▸ **GOAL OF THE EXERCISE**
Identify every line containing the word "name" and reproduce each one.

···

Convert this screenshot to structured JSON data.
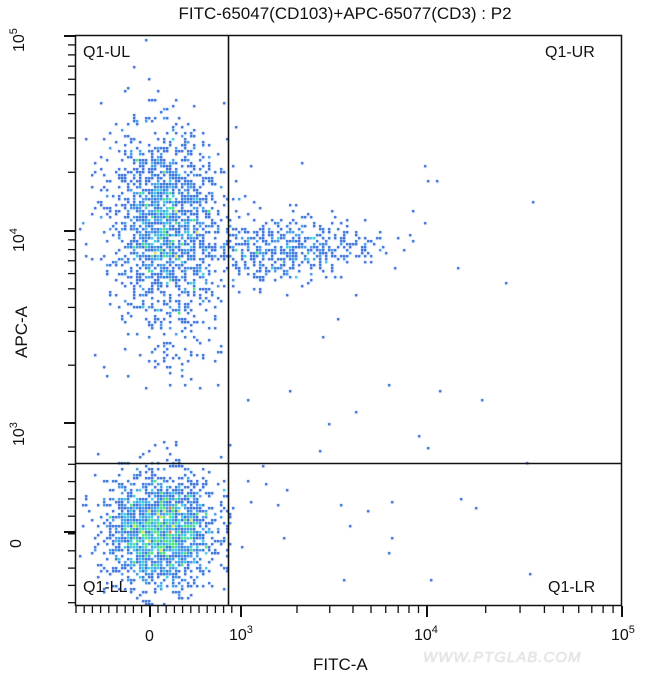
{
  "chart_data": {
    "type": "scatter",
    "subtype": "flow-cytometry-density-dot-plot",
    "title": "FITC-65047(CD103)+APC-65077(CD3) : P2",
    "xlabel": "FITC-A",
    "ylabel": "APC-A",
    "x_scale": "biexponential",
    "y_scale": "biexponential",
    "x_ticks": [
      {
        "label": "0",
        "base": "0",
        "exp": ""
      },
      {
        "label": "10^3",
        "base": "10",
        "exp": "3"
      },
      {
        "label": "10^4",
        "base": "10",
        "exp": "4"
      },
      {
        "label": "10^5",
        "base": "10",
        "exp": "5"
      }
    ],
    "y_ticks": [
      {
        "label": "0",
        "base": "0",
        "exp": ""
      },
      {
        "label": "10^3",
        "base": "10",
        "exp": "3"
      },
      {
        "label": "10^4",
        "base": "10",
        "exp": "4"
      },
      {
        "label": "10^5",
        "base": "10",
        "exp": "5"
      }
    ],
    "xlim": [
      "-3e2",
      "1e5"
    ],
    "ylim": [
      "-3e2",
      "1e5"
    ],
    "quadrant_gate": {
      "x_threshold_approx": 750,
      "y_threshold_approx": 650
    },
    "quadrants": [
      {
        "name": "Q1-UL",
        "position": "upper-left",
        "description": "CD103- CD3+ population, centered near FITC 0, APC ~1.2e4"
      },
      {
        "name": "Q1-UR",
        "position": "upper-right",
        "description": "CD103+ CD3+ population, FITC ~1e3-4e3, APC ~8e3"
      },
      {
        "name": "Q1-LL",
        "position": "lower-left",
        "description": "double-negative population, centered near 0,0 (densest)"
      },
      {
        "name": "Q1-LR",
        "position": "lower-right",
        "description": "sparse events"
      }
    ],
    "populations": [
      {
        "name": "UL cluster",
        "cx": 0.16,
        "cy": 0.31,
        "sx": 0.05,
        "sy": 0.075,
        "n": 1400
      },
      {
        "name": "UL tail",
        "cx": 0.17,
        "cy": 0.47,
        "sx": 0.045,
        "sy": 0.07,
        "n": 260
      },
      {
        "name": "UR cluster",
        "cx": 0.38,
        "cy": 0.375,
        "sx": 0.085,
        "sy": 0.03,
        "n": 520
      },
      {
        "name": "LL cluster",
        "cx": 0.155,
        "cy": 0.868,
        "sx": 0.05,
        "sy": 0.05,
        "n": 1900
      }
    ],
    "colormap": [
      "#1f5fd6",
      "#2a8be8",
      "#22c3e0",
      "#32e06a",
      "#d9e830",
      "#e85a1f"
    ],
    "grid": false,
    "legend": null
  },
  "watermark": "WWW.PTGLAB.COM"
}
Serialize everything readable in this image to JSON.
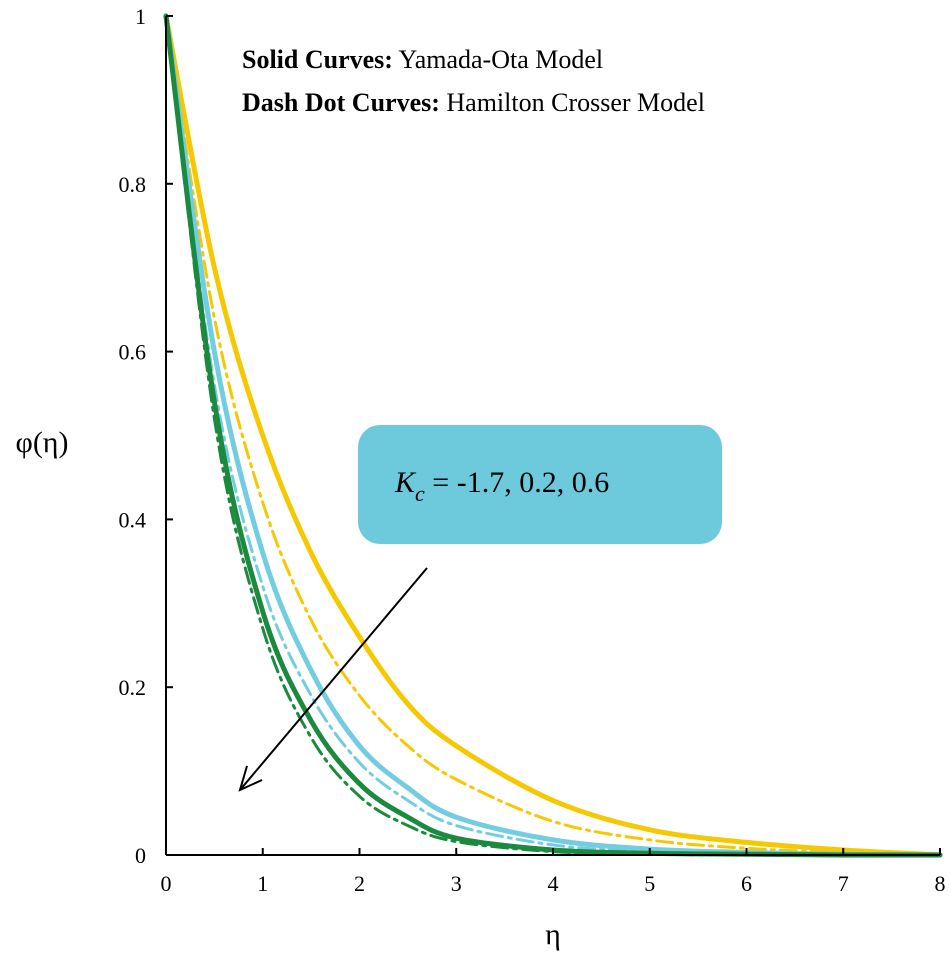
{
  "chart_data": {
    "type": "line",
    "title": "",
    "xlabel": "η",
    "ylabel": "φ(η)",
    "xlim": [
      0,
      8
    ],
    "ylim": [
      0,
      1
    ],
    "x_ticks": [
      "0",
      "1",
      "2",
      "3",
      "4",
      "5",
      "6",
      "7",
      "8"
    ],
    "y_ticks": [
      "0",
      "0.2",
      "0.4",
      "0.6",
      "0.8",
      "1"
    ],
    "grid": false,
    "legend_notes": [
      {
        "bold": "Solid Curves:",
        "text": "Yamada-Ota Model"
      },
      {
        "bold": "Dash Dot Curves:",
        "text": "Hamilton Crosser Model"
      }
    ],
    "annotation": {
      "label_main": "K",
      "label_sub": "c",
      "label_rest": " = -1.7, 0.2, 0.6",
      "box_color": "#6ccadc"
    },
    "colors": {
      "yellow": "#f5c800",
      "cyan": "#72cde0",
      "green": "#1b8a3e"
    },
    "series": [
      {
        "style": "solid",
        "color_key": "yellow",
        "x": [
          0,
          0.5,
          1,
          1.5,
          2,
          2.5,
          3,
          4,
          5,
          6,
          7,
          8
        ],
        "y": [
          1,
          0.7,
          0.5,
          0.36,
          0.26,
          0.18,
          0.13,
          0.065,
          0.03,
          0.015,
          0.006,
          0
        ]
      },
      {
        "style": "dashdot",
        "color_key": "yellow",
        "x": [
          0,
          0.5,
          1,
          1.5,
          2,
          2.5,
          3,
          4,
          5,
          6,
          7,
          8
        ],
        "y": [
          1,
          0.64,
          0.42,
          0.28,
          0.19,
          0.13,
          0.09,
          0.04,
          0.018,
          0.008,
          0.003,
          0
        ]
      },
      {
        "style": "solid",
        "color_key": "cyan",
        "x": [
          0,
          0.5,
          1,
          1.5,
          2,
          2.5,
          3,
          4,
          5,
          6,
          7,
          8
        ],
        "y": [
          1,
          0.6,
          0.36,
          0.22,
          0.13,
          0.08,
          0.045,
          0.018,
          0.007,
          0.003,
          0.001,
          0
        ]
      },
      {
        "style": "dashdot",
        "color_key": "cyan",
        "x": [
          0,
          0.5,
          1,
          1.5,
          2,
          2.5,
          3,
          4,
          5,
          6,
          7,
          8
        ],
        "y": [
          1,
          0.56,
          0.32,
          0.19,
          0.11,
          0.065,
          0.035,
          0.012,
          0.004,
          0.002,
          0.001,
          0
        ]
      },
      {
        "style": "solid",
        "color_key": "green",
        "x": [
          0,
          0.5,
          1,
          1.5,
          2,
          2.5,
          3,
          4,
          5,
          6,
          7,
          8
        ],
        "y": [
          1,
          0.54,
          0.29,
          0.16,
          0.085,
          0.045,
          0.02,
          0.006,
          0.002,
          0.001,
          0,
          0
        ]
      },
      {
        "style": "dashdot",
        "color_key": "green",
        "x": [
          0,
          0.5,
          1,
          1.5,
          2,
          2.5,
          3,
          4,
          5,
          6,
          7,
          8
        ],
        "y": [
          1,
          0.52,
          0.27,
          0.14,
          0.07,
          0.035,
          0.016,
          0.004,
          0.001,
          0,
          0,
          0
        ]
      }
    ]
  }
}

···

▸ **FINAL RESULT**
        "name": "Q1-UL",
        "name": "Q1-UR",
        "name": "Q1-LL",
        "name": "Q1-LR",
        "name": "UL cluster",
        "name": "UL tail",
        "name": "UR cluster",
        "name": "LL cluster",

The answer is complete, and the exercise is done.